(Goal): Filter these entries so that only lines with the word "text" remain.

(Rows):
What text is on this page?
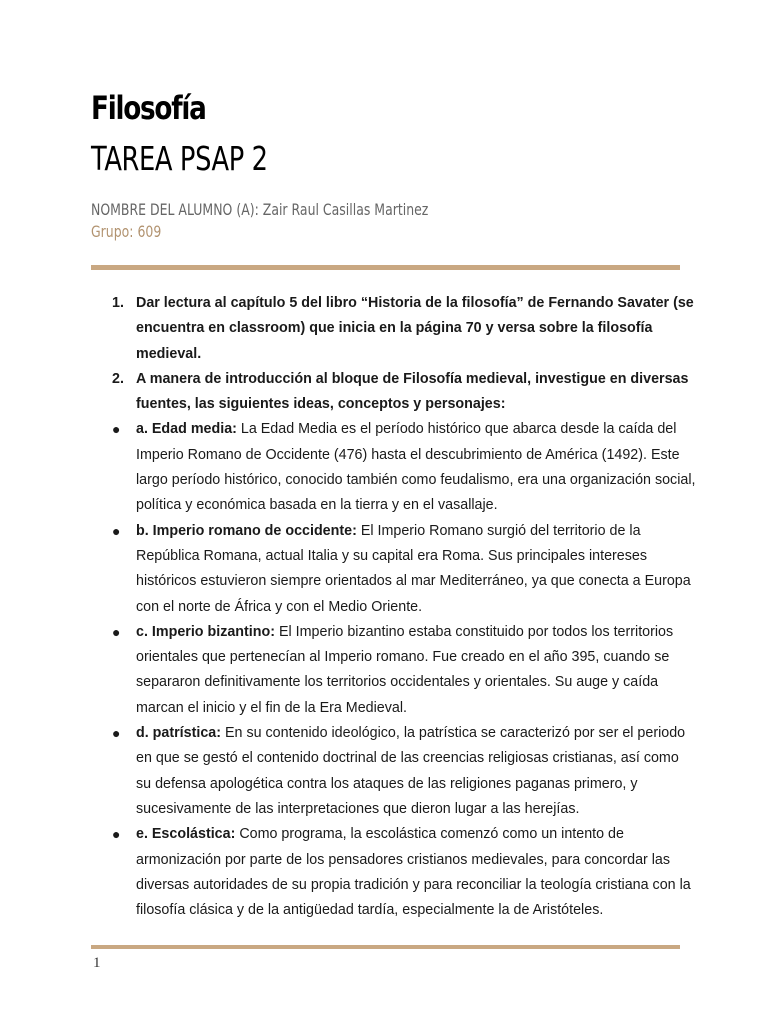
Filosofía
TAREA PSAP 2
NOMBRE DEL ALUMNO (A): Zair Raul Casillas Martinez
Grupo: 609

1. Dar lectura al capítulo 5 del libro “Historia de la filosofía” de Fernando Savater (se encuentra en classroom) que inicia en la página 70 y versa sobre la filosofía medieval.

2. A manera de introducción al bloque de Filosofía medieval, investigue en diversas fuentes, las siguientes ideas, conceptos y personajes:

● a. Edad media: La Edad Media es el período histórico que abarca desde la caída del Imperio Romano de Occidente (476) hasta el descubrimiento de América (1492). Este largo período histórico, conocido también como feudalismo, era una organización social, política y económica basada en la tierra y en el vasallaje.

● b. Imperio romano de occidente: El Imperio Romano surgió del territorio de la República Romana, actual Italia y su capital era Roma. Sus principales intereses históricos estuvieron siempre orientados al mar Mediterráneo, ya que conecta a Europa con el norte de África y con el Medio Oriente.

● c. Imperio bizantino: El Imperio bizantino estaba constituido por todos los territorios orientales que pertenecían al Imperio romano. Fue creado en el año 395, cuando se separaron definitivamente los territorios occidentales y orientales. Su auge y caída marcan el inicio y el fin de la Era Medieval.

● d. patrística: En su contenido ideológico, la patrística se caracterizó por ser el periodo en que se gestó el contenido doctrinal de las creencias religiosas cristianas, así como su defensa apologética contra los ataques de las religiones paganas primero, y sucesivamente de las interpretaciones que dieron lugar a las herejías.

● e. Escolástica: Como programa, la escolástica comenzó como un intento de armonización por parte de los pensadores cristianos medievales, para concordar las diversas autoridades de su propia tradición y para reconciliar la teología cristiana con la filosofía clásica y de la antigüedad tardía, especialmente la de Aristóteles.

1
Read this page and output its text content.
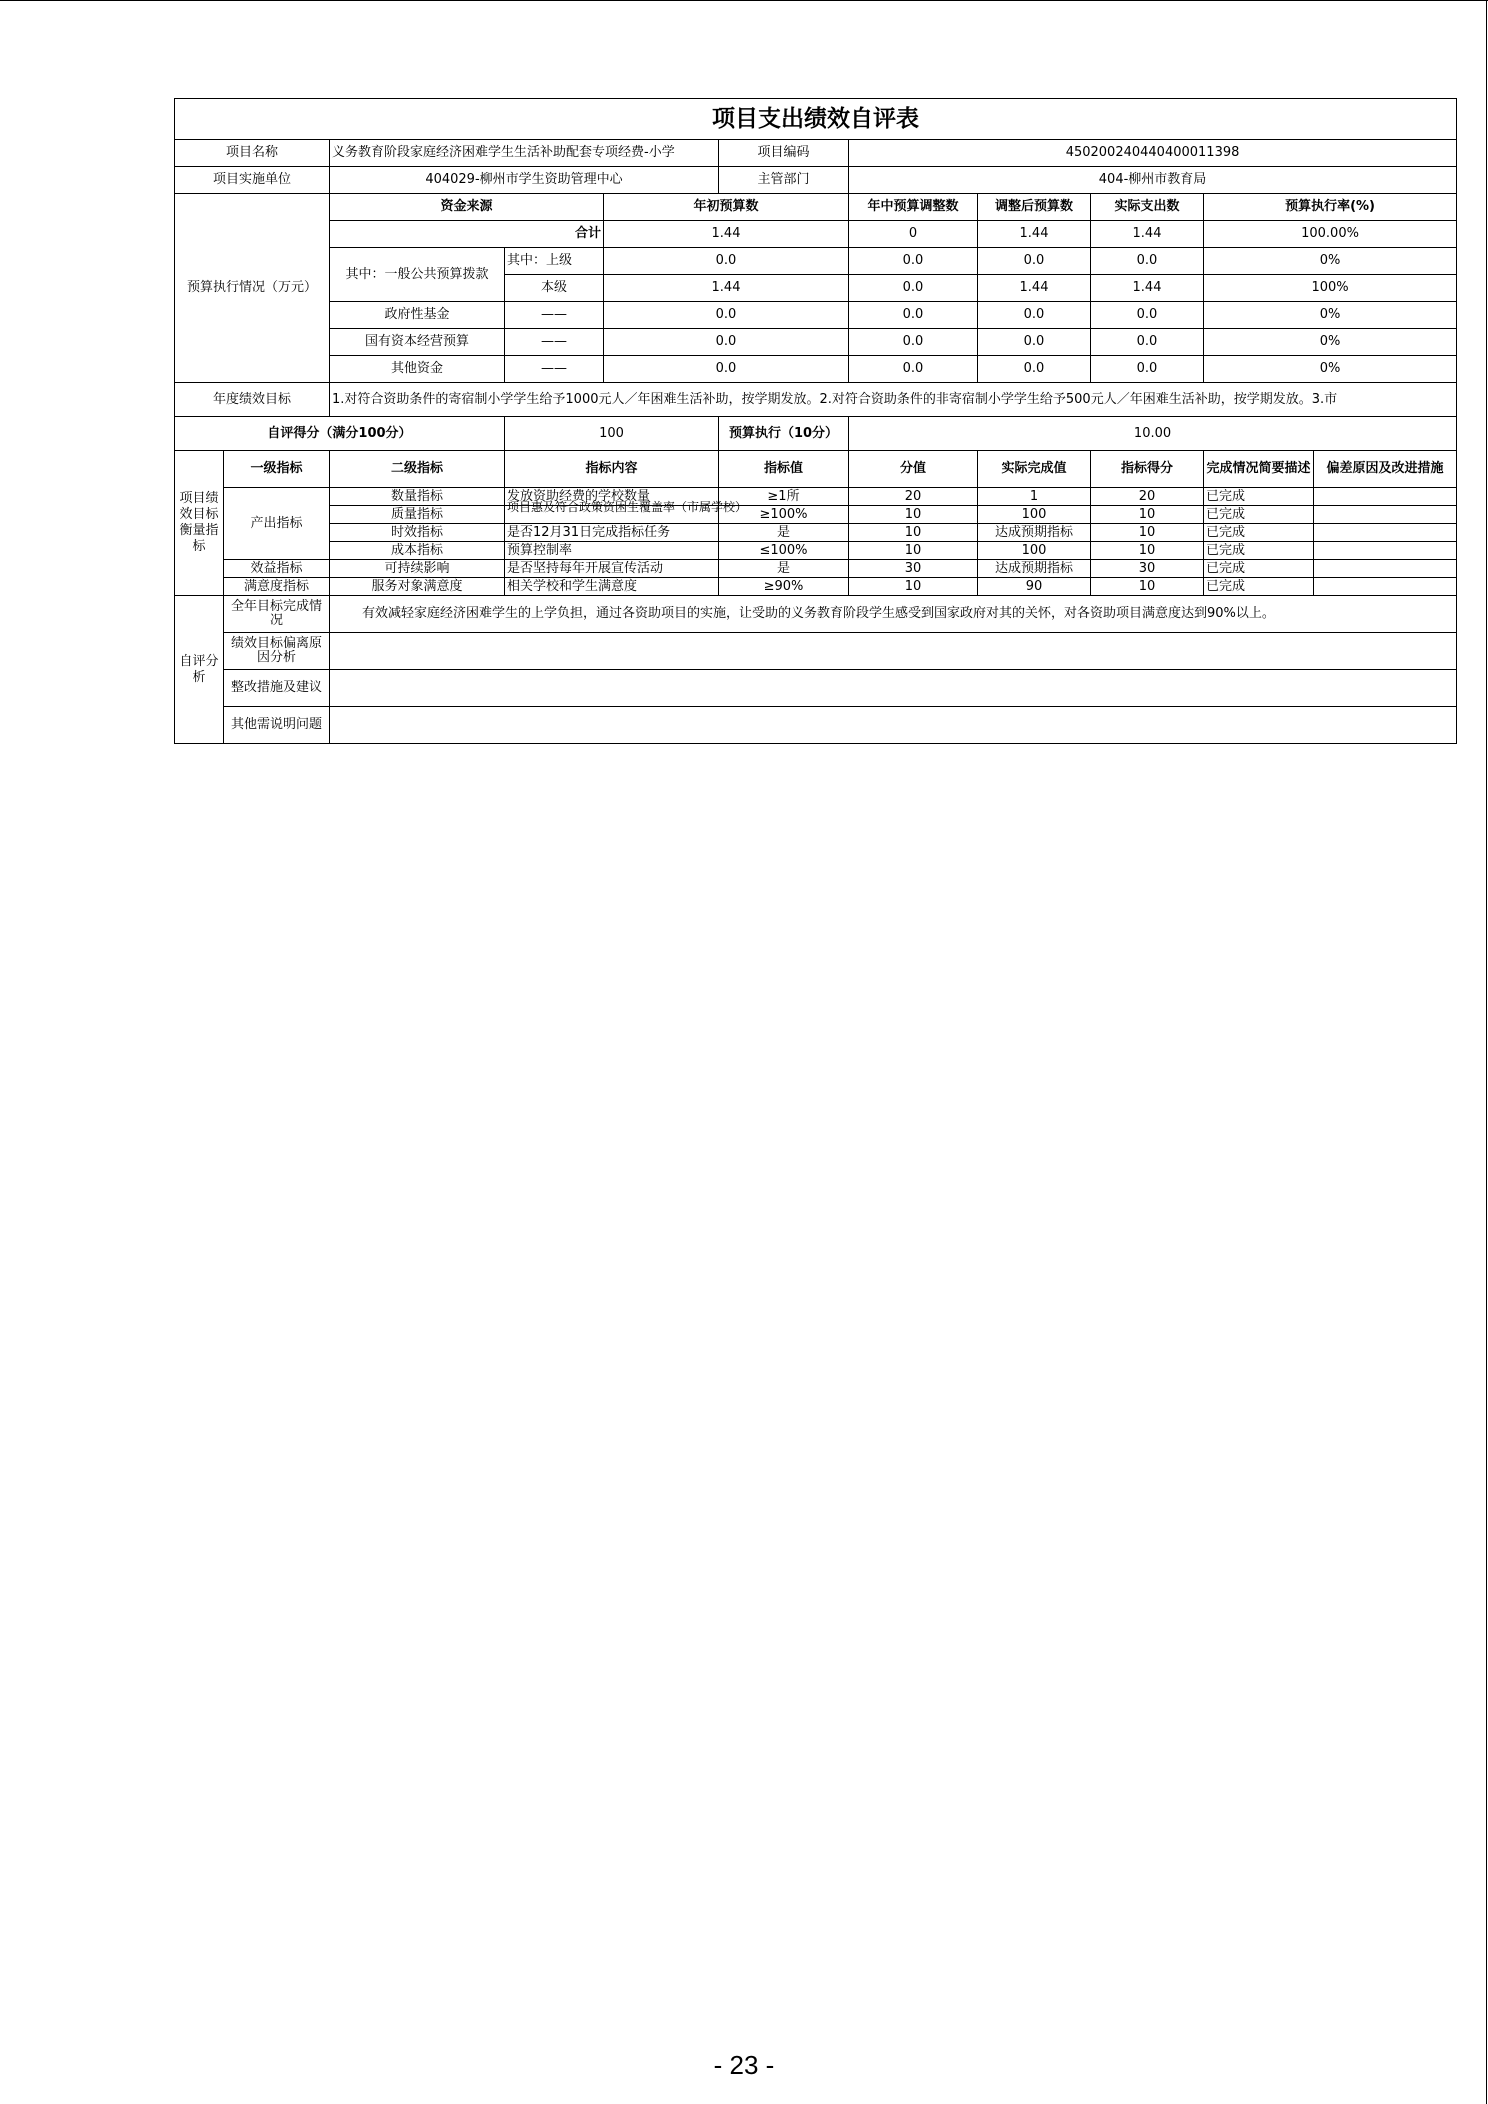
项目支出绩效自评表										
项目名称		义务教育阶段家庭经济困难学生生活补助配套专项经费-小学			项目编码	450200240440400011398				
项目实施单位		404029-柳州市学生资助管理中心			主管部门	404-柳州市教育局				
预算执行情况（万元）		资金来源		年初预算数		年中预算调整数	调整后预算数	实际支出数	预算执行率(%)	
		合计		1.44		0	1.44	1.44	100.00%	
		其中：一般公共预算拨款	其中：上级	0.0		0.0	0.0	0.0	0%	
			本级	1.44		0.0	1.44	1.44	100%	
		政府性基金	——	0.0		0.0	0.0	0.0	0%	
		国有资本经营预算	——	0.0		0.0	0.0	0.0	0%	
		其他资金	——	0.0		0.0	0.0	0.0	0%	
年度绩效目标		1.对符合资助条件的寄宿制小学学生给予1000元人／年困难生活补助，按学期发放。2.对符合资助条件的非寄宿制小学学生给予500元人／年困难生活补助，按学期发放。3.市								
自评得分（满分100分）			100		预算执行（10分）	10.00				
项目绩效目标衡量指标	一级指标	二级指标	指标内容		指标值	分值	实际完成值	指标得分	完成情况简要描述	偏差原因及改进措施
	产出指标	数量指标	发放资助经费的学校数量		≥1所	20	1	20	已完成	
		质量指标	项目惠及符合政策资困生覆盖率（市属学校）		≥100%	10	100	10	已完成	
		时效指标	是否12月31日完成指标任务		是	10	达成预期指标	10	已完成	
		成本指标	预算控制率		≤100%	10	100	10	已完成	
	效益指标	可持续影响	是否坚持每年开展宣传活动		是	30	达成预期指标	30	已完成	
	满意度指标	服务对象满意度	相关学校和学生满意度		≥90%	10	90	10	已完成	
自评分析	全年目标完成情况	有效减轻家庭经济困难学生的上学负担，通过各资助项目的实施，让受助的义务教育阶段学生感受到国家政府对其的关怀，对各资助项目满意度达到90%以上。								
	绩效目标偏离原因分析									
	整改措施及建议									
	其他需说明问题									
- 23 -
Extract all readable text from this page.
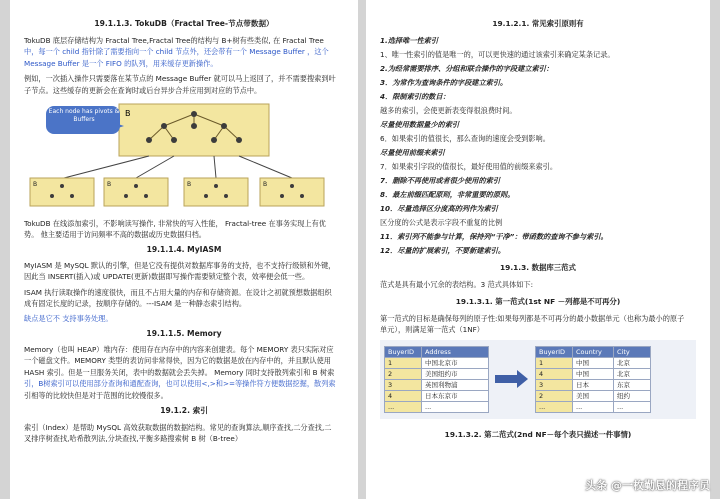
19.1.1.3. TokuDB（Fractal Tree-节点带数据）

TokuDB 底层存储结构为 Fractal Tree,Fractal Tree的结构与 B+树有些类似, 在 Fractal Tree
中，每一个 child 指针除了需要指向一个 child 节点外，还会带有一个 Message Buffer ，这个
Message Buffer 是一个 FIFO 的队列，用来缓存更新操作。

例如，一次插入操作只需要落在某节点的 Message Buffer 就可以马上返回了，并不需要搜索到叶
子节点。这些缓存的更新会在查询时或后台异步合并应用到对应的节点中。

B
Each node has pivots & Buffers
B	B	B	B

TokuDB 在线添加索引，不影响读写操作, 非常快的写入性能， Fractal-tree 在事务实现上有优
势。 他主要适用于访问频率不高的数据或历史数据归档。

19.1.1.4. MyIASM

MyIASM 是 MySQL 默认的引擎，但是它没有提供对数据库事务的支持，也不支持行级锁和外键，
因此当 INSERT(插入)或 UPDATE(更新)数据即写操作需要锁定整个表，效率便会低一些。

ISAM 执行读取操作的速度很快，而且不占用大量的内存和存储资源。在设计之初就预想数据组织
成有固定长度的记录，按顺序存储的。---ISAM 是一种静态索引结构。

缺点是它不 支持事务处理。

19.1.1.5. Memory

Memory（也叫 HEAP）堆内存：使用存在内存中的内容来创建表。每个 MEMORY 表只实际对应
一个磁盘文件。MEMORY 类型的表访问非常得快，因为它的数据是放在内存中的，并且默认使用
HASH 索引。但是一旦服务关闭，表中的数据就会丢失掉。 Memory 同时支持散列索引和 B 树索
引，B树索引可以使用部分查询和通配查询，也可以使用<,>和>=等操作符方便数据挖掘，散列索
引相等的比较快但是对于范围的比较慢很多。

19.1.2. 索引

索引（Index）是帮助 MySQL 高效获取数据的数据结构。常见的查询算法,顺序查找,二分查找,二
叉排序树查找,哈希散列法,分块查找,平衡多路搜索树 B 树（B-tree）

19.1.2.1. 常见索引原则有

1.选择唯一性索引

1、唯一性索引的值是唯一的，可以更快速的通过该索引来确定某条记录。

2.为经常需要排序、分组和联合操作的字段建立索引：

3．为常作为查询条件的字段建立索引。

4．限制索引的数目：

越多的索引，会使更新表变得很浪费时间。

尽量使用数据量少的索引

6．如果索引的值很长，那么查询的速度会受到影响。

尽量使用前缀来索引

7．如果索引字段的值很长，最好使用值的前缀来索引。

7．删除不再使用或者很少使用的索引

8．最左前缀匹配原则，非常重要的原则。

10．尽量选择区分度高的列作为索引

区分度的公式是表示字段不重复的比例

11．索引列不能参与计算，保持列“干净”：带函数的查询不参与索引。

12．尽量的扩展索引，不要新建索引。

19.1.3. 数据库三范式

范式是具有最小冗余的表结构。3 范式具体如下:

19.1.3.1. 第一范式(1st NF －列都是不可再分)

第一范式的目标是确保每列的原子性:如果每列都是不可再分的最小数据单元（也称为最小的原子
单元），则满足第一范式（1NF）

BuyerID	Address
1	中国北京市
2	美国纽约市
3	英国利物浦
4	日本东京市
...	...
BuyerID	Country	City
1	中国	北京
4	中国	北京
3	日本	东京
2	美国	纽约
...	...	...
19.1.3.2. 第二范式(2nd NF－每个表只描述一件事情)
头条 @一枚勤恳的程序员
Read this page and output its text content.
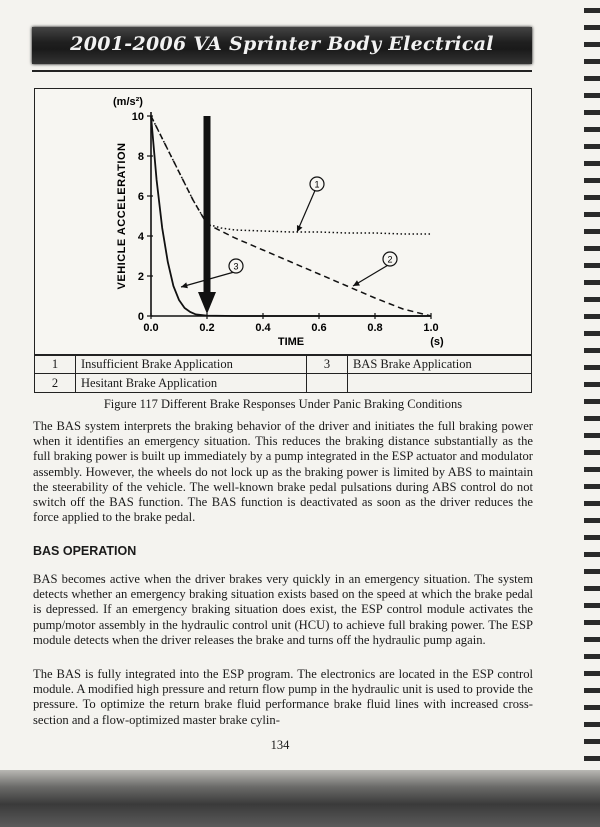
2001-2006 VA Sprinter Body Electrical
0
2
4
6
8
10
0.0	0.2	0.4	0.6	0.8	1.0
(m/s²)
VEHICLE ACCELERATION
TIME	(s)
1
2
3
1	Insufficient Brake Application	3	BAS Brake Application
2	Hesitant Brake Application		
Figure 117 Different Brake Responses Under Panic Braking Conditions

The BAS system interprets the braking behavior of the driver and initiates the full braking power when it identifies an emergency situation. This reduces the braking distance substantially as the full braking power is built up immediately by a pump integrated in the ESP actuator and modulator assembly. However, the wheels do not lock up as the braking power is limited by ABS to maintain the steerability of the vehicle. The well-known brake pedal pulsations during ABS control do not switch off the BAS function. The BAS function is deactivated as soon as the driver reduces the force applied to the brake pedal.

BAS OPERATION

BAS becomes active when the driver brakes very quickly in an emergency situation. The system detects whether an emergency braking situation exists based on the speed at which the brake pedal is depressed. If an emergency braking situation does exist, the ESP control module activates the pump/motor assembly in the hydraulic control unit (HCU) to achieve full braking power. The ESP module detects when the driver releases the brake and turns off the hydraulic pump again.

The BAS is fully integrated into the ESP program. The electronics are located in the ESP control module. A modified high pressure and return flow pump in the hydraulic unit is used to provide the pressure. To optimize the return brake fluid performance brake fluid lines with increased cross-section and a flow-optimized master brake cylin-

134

(Response to this task):
What text is on this page?
Read this page and output its text content.
Extract all readable text from this page.
Read this page and output its text content.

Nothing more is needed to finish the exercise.